[Source data]
::::::::

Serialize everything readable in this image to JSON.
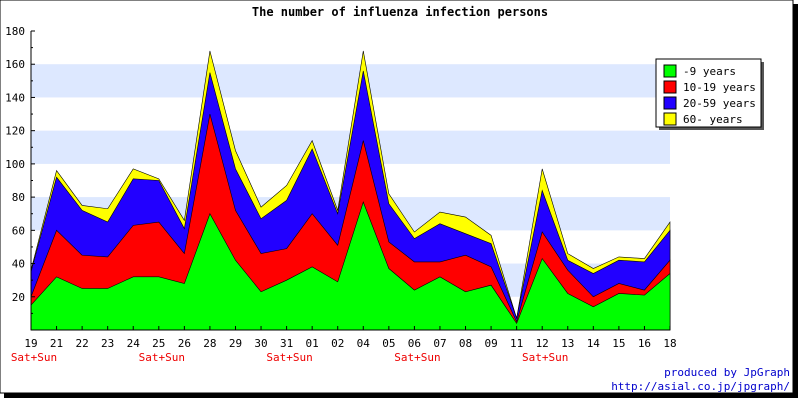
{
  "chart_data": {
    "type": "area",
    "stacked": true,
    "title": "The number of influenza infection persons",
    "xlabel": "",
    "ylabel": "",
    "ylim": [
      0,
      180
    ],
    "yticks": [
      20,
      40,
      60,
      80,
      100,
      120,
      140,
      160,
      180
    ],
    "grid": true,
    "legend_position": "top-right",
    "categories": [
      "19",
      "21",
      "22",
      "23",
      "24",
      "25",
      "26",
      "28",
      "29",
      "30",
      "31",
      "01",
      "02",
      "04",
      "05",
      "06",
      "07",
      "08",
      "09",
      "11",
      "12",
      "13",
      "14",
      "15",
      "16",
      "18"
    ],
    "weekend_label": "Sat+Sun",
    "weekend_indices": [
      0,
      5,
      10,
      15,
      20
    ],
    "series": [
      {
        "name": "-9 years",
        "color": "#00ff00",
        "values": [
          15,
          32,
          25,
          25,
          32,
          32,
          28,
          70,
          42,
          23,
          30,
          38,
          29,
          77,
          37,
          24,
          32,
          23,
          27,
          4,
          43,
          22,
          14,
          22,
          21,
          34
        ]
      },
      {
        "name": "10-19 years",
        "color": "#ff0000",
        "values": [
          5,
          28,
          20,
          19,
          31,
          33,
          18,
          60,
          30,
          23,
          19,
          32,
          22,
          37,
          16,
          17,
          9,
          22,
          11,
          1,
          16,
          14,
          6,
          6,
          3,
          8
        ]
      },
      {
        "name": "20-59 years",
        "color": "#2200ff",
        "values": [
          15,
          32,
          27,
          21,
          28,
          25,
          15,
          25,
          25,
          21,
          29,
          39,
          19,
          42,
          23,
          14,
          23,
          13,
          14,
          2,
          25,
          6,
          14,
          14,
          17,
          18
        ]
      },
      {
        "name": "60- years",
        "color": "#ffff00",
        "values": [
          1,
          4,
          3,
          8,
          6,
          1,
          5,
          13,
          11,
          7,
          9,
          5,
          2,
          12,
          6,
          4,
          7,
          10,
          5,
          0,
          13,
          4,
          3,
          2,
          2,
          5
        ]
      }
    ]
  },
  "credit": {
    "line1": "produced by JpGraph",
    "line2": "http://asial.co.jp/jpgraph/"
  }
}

::::::::

▶ _Exercise objective_
Repeat the entries exactly and keep the pictures out of the copy.

▶ _The output_
Serialize everything readable in this image to JSON.
{
  "chart_data": {
    "type": "area",
    "stacked": true,
    "title": "The number of influenza infection persons",
    "xlabel": "",
    "ylabel": "",
    "ylim": [
      0,
      180
    ],
    "yticks": [
      20,
      40,
      60,
      80,
      100,
      120,
      140,
      160,
      180
    ],
    "grid": true,
    "legend_position": "top-right",
    "categories": [
      "19",
      "21",
      "22",
      "23",
      "24",
      "25",
      "26",
      "28",
      "29",
      "30",
      "31",
      "01",
      "02",
      "04",
      "05",
      "06",
      "07",
      "08",
      "09",
      "11",
      "12",
      "13",
      "14",
      "15",
      "16",
      "18"
    ],
    "weekend_label": "Sat+Sun",
    "weekend_indices": [
      0,
      5,
      10,
      15,
      20
    ],
    "series": [
      {
        "name": "-9 years",
        "color": "#00ff00",
        "values": [
          15,
          32,
          25,
          25,
          32,
          32,
          28,
          70,
          42,
          23,
          30,
          38,
          29,
          77,
          37,
          24,
          32,
          23,
          27,
          4,
          43,
          22,
          14,
          22,
          21,
          34
        ]
      },
      {
        "name": "10-19 years",
        "color": "#ff0000",
        "values": [
          5,
          28,
          20,
          19,
          31,
          33,
          18,
          60,
          30,
          23,
          19,
          32,
          22,
          37,
          16,
          17,
          9,
          22,
          11,
          1,
          16,
          14,
          6,
          6,
          3,
          8
        ]
      },
      {
        "name": "20-59 years",
        "color": "#2200ff",
        "values": [
          15,
          32,
          27,
          21,
          28,
          25,
          15,
          25,
          25,
          21,
          29,
          39,
          19,
          42,
          23,
          14,
          23,
          13,
          14,
          2,
          25,
          6,
          14,
          14,
          17,
          18
        ]
      },
      {
        "name": "60- years",
        "color": "#ffff00",
        "values": [
          1,
          4,
          3,
          8,
          6,
          1,
          5,
          13,
          11,
          7,
          9,
          5,
          2,
          12,
          6,
          4,
          7,
          10,
          5,
          0,
          13,
          4,
          3,
          2,
          2,
          5
        ]
      }
    ]
  },
  "credit": {
    "line1": "produced by JpGraph",
    "line2": "http://asial.co.jp/jpgraph/"
  }
}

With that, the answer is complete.